EXERCISE INSTRUCTIONS: Count the lines below that contain the word "frac", and give only that number.

--- Start EXTRACTED ENTRIES ---

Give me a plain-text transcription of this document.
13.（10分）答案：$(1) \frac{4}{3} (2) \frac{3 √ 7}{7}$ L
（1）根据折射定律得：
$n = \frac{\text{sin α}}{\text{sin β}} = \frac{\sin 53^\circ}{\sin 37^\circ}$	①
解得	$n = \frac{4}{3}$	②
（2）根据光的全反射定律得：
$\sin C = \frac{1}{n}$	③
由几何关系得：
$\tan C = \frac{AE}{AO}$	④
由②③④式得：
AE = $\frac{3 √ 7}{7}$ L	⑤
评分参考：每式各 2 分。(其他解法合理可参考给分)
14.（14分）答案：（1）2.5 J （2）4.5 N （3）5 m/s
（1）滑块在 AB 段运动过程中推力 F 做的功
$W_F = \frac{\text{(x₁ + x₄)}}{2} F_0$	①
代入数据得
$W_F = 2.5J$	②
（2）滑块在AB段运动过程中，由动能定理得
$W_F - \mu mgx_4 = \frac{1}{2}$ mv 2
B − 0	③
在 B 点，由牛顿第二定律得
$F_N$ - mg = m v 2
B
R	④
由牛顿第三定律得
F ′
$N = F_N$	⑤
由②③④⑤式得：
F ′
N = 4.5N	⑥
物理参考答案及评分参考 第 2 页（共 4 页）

--- End EXTRACTED ENTRIES ---

EXPECTED ANSWER: 8